* **TASK TO CARRY OUT**:
Retype each entry below exactly as it stands.

Figure dataset records:

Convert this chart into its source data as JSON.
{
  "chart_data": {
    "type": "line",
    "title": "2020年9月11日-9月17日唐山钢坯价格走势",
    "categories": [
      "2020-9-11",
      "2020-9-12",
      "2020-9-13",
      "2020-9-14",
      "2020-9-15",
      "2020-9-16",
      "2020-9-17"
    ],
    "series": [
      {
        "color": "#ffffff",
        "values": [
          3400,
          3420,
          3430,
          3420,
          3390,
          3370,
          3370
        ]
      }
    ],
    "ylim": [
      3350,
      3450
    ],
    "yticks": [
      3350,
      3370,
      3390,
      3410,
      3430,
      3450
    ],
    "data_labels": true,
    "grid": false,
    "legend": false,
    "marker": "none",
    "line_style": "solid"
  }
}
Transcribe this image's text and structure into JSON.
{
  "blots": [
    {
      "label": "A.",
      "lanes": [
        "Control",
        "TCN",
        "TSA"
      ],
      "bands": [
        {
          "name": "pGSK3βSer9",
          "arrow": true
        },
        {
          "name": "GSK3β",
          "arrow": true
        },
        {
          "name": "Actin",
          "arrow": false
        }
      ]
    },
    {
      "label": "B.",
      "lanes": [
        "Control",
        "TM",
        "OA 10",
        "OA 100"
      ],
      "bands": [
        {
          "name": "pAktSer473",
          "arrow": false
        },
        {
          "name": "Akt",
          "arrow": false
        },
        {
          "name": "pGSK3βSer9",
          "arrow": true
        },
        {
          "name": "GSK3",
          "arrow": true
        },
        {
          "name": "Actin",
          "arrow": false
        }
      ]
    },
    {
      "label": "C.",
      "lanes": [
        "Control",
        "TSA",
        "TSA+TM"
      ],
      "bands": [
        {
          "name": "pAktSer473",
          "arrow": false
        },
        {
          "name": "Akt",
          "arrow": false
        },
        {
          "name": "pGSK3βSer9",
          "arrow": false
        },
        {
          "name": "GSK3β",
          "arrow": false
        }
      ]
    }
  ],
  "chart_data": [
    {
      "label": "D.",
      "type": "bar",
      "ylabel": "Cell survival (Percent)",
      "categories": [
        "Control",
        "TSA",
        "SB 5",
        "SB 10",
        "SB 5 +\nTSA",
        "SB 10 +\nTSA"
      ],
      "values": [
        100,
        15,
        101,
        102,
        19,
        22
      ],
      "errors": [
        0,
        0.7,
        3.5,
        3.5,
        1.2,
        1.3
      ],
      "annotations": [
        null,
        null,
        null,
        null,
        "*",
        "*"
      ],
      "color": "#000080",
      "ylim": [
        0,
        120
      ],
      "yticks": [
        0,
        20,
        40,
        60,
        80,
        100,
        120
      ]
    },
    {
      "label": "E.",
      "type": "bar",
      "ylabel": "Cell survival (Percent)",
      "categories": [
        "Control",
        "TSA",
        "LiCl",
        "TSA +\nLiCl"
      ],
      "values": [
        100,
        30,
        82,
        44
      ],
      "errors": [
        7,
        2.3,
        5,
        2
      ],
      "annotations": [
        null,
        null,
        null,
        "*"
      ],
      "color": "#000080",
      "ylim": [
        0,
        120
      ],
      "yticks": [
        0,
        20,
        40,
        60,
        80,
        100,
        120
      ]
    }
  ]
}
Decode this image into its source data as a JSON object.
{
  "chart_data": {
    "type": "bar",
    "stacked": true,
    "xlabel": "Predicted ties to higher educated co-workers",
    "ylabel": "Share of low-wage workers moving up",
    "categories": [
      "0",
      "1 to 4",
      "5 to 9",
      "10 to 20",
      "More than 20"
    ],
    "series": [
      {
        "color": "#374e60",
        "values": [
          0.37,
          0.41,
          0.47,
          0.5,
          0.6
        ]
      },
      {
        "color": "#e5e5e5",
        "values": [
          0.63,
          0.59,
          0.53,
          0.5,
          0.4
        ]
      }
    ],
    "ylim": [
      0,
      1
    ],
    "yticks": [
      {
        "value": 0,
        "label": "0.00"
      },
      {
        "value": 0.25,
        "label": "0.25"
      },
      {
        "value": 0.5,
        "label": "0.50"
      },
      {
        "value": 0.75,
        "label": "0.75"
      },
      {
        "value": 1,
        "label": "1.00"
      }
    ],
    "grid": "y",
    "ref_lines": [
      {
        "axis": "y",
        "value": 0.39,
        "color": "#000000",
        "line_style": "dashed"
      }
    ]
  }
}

* **ANSWER TO THIS EXERCISE**:
Convert this chart into its source data as JSON.
{
  "chart_data": {
    "type": "line",
    "title": "2020年9月11日-9月17日唐山钢坯价格走势",
    "categories": [
      "2020-9-11",
      "2020-9-12",
      "2020-9-13",
      "2020-9-14",
      "2020-9-15",
      "2020-9-16",
      "2020-9-17"
    ],
    "series": [
      {
        "color": "#ffffff",
        "values": [
          3400,
          3420,
          3430,
          3420,
          3390,
          3370,
          3370
        ]
      }
    ],
    "ylim": [
      3350,
      3450
    ],
    "yticks": [
      3350,
      3370,
      3390,
      3410,
      3430,
      3450
    ],
    "data_labels": true,
    "grid": false,
    "legend": false,
    "marker": "none",
    "line_style": "solid"
  }
}
Transcribe this image's text and structure into JSON.
{
  "blots": [
    {
      "label": "A.",
      "lanes": [
        "Control",
        "TCN",
        "TSA"
      ],
      "bands": [
        {
          "name": "pGSK3βSer9",
          "arrow": true
        },
        {
          "name": "GSK3β",
          "arrow": true
        },
        {
          "name": "Actin",
          "arrow": false
        }
      ]
    },
    {
      "label": "B.",
      "lanes": [
        "Control",
        "TM",
        "OA 10",
        "OA 100"
      ],
      "bands": [
        {
          "name": "pAktSer473",
          "arrow": false
        },
        {
          "name": "Akt",
          "arrow": false
        },
        {
          "name": "pGSK3βSer9",
          "arrow": true
        },
        {
          "name": "GSK3",
          "arrow": true
        },
        {
          "name": "Actin",
          "arrow": false
        }
      ]
    },
    {
      "label": "C.",
      "lanes": [
        "Control",
        "TSA",
        "TSA+TM"
      ],
      "bands": [
        {
          "name": "pAktSer473",
          "arrow": false
        },
        {
          "name": "Akt",
          "arrow": false
        },
        {
          "name": "pGSK3βSer9",
          "arrow": false
        },
        {
          "name": "GSK3β",
          "arrow": false
        }
      ]
    }
  ],
  "chart_data": [
    {
      "label": "D.",
      "type": "bar",
      "ylabel": "Cell survival (Percent)",
      "categories": [
        "Control",
        "TSA",
        "SB 5",
        "SB 10",
        "SB 5 +\nTSA",
        "SB 10 +\nTSA"
      ],
      "values": [
        100,
        15,
        101,
        102,
        19,
        22
      ],
      "errors": [
        0,
        0.7,
        3.5,
        3.5,
        1.2,
        1.3
      ],
      "annotations": [
        null,
        null,
        null,
        null,
        "*",
        "*"
      ],
      "color": "#000080",
      "ylim": [
        0,
        120
      ],
      "yticks": [
        0,
        20,
        40,
        60,
        80,
        100,
        120
      ]
    },
    {
      "label": "E.",
      "type": "bar",
      "ylabel": "Cell survival (Percent)",
      "categories": [
        "Control",
        "TSA",
        "LiCl",
        "TSA +\nLiCl"
      ],
      "values": [
        100,
        30,
        82,
        44
      ],
      "errors": [
        7,
        2.3,
        5,
        2
      ],
      "annotations": [
        null,
        null,
        null,
        "*"
      ],
      "color": "#000080",
      "ylim": [
        0,
        120
      ],
      "yticks": [
        0,
        20,
        40,
        60,
        80,
        100,
        120
      ]
    }
  ]
}
Decode this image into its source data as a JSON object.
{
  "chart_data": {
    "type": "bar",
    "stacked": true,
    "xlabel": "Predicted ties to higher educated co-workers",
    "ylabel": "Share of low-wage workers moving up",
    "categories": [
      "0",
      "1 to 4",
      "5 to 9",
      "10 to 20",
      "More than 20"
    ],
    "series": [
      {
        "color": "#374e60",
        "values": [
          0.37,
          0.41,
          0.47,
          0.5,
          0.6
        ]
      },
      {
        "color": "#e5e5e5",
        "values": [
          0.63,
          0.59,
          0.53,
          0.5,
          0.4
        ]
      }
    ],
    "ylim": [
      0,
      1
    ],
    "yticks": [
      {
        "value": 0,
        "label": "0.00"
      },
      {
        "value": 0.25,
        "label": "0.25"
      },
      {
        "value": 0.5,
        "label": "0.50"
      },
      {
        "value": 0.75,
        "label": "0.75"
      },
      {
        "value": 1,
        "label": "1.00"
      }
    ],
    "grid": "y",
    "ref_lines": [
      {
        "axis": "y",
        "value": 0.39,
        "color": "#000000",
        "line_style": "dashed"
      }
    ]
  }
}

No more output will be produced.